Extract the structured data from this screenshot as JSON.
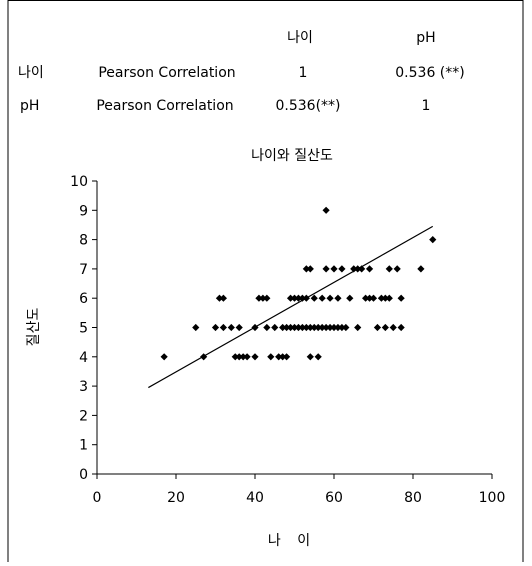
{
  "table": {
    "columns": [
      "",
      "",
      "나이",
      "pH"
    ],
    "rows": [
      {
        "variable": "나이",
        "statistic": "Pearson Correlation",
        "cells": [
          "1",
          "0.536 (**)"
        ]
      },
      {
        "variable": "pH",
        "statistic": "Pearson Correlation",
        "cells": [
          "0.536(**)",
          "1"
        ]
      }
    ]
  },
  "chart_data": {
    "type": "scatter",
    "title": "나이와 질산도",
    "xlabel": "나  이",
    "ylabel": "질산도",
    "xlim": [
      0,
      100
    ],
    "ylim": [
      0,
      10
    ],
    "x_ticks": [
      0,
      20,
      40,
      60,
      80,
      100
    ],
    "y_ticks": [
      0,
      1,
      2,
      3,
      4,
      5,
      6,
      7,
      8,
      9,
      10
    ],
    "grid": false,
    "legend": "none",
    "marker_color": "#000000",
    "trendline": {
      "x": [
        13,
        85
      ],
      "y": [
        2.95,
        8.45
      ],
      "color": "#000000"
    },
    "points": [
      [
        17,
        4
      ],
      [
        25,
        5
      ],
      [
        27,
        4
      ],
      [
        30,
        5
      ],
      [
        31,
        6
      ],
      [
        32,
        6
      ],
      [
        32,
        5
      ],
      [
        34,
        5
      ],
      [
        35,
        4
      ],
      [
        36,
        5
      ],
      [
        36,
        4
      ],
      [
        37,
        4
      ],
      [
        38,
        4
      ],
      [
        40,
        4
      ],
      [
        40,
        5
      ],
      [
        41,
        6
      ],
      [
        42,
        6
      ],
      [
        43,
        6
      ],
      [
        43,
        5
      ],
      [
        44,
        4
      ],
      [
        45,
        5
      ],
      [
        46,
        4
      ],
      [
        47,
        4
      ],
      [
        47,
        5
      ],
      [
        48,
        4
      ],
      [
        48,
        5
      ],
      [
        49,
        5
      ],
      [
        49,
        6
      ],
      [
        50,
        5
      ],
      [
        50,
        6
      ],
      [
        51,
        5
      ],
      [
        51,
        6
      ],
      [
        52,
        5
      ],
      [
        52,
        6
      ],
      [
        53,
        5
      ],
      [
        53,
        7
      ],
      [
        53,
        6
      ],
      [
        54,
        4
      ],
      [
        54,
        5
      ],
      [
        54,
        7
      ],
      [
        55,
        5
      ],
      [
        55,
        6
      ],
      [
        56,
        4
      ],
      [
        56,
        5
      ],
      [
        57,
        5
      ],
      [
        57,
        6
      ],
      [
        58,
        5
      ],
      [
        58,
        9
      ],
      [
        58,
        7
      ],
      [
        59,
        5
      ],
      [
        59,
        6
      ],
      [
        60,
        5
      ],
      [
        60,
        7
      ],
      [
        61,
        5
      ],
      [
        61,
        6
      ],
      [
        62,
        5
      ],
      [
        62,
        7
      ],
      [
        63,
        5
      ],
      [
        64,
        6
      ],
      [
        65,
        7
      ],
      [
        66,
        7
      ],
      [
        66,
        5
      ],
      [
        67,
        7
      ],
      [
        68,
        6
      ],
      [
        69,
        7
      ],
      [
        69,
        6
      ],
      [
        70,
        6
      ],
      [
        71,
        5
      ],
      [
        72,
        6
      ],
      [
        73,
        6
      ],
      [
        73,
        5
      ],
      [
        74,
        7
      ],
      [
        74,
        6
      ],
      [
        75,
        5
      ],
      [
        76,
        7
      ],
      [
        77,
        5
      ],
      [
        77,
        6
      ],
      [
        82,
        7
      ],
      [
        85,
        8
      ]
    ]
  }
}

..........

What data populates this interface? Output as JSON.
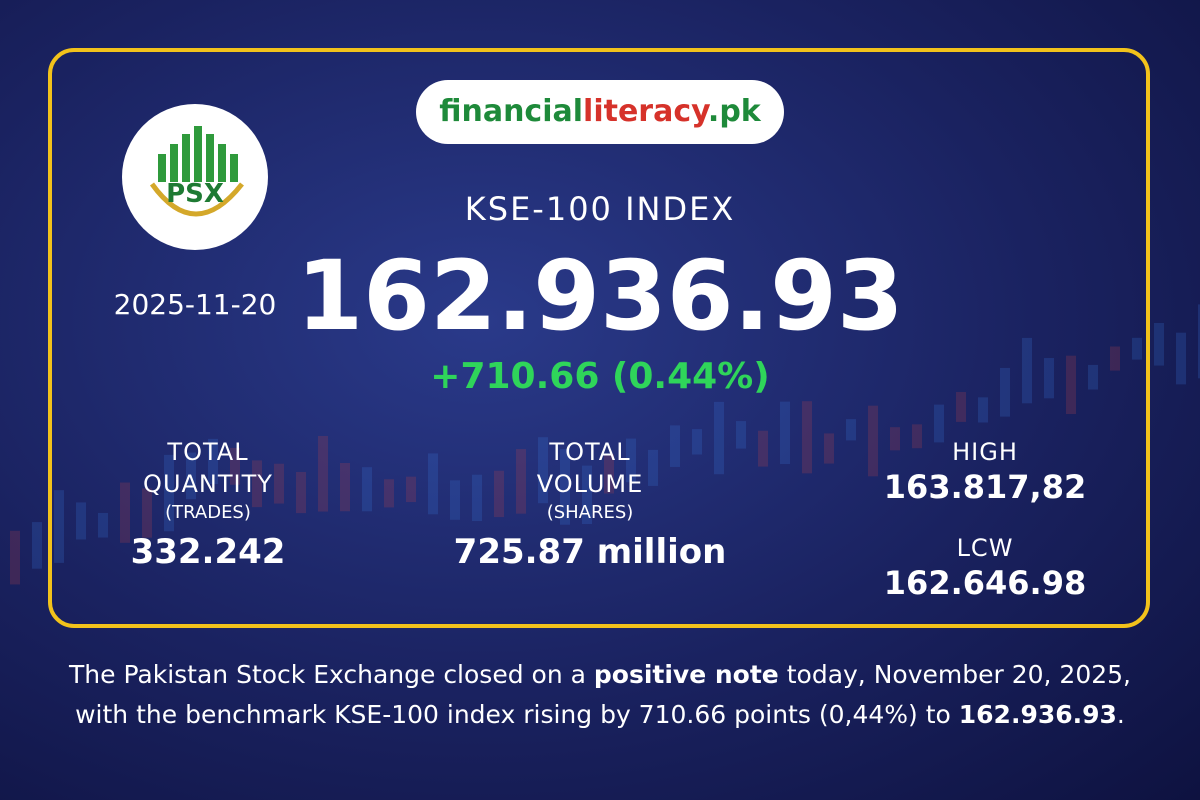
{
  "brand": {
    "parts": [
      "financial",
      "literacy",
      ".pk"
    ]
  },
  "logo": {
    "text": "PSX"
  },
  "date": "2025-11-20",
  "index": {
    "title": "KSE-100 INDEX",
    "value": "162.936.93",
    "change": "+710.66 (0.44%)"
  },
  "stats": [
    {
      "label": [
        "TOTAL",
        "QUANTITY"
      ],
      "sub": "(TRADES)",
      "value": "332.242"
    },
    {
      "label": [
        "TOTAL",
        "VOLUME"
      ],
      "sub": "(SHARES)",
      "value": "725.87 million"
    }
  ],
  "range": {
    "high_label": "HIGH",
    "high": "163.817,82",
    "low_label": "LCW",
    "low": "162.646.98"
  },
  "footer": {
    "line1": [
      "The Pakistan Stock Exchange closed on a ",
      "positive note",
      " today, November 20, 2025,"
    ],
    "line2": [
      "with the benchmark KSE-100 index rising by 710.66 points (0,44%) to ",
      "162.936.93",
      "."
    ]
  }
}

..........

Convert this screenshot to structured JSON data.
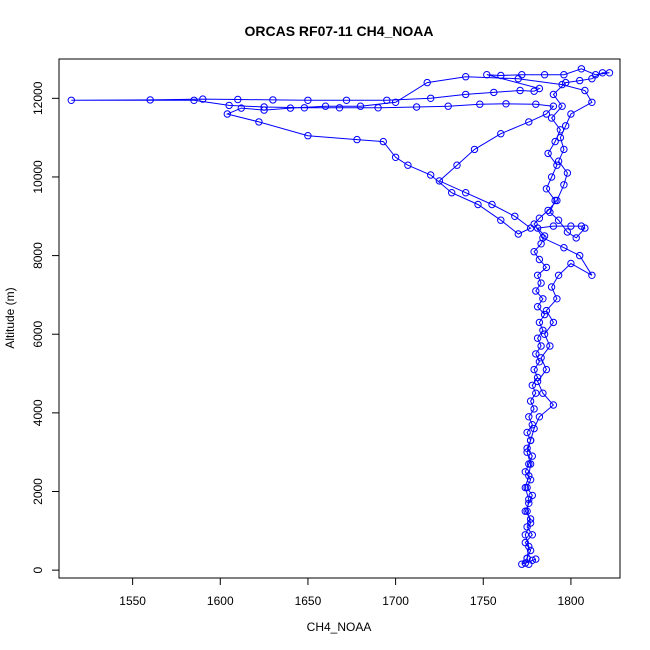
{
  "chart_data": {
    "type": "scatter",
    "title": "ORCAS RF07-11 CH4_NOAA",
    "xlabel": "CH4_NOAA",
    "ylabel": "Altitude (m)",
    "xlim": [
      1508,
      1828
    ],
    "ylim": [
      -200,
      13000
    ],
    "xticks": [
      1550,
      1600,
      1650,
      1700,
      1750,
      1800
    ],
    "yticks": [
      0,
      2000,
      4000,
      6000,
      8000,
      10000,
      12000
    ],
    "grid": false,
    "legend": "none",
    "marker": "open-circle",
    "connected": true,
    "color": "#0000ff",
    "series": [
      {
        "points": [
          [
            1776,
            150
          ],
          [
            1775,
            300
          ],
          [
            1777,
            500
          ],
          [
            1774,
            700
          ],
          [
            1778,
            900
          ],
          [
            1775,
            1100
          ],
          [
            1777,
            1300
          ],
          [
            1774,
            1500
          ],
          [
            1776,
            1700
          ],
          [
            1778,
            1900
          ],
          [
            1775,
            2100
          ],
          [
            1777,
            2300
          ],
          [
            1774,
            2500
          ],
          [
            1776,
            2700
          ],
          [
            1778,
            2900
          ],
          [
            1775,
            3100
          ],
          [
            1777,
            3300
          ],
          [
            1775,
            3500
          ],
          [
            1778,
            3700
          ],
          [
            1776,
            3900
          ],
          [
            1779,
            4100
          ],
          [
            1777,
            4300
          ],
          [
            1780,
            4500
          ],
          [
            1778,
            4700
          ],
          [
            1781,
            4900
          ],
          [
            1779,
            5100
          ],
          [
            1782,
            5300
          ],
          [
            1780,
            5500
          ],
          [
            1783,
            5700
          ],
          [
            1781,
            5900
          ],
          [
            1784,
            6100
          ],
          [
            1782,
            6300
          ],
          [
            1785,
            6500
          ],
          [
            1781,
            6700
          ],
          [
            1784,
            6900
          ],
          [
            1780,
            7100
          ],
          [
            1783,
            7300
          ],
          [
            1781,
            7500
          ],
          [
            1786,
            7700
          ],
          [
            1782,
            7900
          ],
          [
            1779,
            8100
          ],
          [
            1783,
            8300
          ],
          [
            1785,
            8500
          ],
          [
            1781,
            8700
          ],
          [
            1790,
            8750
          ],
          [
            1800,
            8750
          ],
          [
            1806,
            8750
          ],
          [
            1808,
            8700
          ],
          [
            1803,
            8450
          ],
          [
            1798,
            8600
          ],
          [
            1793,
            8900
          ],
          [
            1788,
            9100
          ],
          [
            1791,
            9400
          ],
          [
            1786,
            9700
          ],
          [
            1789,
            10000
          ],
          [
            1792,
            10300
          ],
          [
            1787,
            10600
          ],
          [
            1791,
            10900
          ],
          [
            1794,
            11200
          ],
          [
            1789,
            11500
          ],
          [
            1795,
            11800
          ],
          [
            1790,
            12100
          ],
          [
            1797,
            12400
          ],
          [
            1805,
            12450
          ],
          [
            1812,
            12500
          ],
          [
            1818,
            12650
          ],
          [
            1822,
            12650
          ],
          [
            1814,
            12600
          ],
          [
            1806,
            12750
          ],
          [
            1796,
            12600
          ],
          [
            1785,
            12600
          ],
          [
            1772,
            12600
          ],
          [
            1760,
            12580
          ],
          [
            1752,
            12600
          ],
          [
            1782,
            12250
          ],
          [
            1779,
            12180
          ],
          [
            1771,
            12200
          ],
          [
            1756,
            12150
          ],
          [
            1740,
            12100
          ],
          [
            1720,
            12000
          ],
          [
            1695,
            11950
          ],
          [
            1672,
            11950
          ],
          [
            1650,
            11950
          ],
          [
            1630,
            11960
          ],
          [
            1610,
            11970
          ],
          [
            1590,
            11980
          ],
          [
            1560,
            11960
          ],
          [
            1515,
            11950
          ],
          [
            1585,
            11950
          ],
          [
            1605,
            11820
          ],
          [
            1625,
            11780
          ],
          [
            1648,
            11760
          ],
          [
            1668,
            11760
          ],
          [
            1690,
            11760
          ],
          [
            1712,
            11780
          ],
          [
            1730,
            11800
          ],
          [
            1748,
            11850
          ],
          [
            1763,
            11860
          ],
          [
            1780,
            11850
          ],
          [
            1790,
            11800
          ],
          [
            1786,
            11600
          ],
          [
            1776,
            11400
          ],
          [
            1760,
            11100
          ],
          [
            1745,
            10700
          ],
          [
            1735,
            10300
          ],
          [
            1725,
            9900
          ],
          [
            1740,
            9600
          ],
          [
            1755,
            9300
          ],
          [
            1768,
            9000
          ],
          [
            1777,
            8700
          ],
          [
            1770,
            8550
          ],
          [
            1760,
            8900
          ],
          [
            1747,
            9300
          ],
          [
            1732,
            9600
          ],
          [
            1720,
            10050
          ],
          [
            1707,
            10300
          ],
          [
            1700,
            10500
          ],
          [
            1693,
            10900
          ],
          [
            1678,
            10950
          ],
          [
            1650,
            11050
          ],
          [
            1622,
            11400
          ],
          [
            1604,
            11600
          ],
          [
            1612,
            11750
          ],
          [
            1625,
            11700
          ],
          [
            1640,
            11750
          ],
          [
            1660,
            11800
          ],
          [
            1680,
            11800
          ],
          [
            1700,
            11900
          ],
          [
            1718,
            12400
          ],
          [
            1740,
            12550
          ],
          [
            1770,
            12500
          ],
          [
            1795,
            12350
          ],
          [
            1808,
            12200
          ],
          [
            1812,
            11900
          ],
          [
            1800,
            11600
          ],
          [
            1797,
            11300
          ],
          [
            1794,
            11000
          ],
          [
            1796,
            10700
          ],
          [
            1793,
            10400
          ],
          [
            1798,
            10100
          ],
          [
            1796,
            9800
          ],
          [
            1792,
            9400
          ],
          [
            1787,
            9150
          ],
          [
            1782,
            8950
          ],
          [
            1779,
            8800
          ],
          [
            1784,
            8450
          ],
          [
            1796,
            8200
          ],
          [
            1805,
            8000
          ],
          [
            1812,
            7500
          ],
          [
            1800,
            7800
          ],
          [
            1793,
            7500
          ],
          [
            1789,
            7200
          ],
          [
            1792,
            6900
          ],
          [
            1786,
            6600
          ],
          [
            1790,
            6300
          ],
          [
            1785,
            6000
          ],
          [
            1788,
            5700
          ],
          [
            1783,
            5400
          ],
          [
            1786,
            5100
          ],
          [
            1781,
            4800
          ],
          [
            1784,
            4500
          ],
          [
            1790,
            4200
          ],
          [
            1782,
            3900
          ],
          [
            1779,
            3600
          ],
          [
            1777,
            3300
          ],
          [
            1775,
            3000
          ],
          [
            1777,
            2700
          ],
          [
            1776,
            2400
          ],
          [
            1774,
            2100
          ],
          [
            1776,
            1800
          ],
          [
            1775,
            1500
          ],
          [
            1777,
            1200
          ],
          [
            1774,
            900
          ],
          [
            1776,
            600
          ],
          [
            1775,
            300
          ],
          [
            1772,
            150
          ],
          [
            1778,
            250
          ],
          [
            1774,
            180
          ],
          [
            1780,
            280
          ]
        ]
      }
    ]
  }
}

..........

[AIM]: Going through the entries above line by line, work out how many lines include the word "screenshot". Only the number is required.

[REPLY TO THE TASK]: 2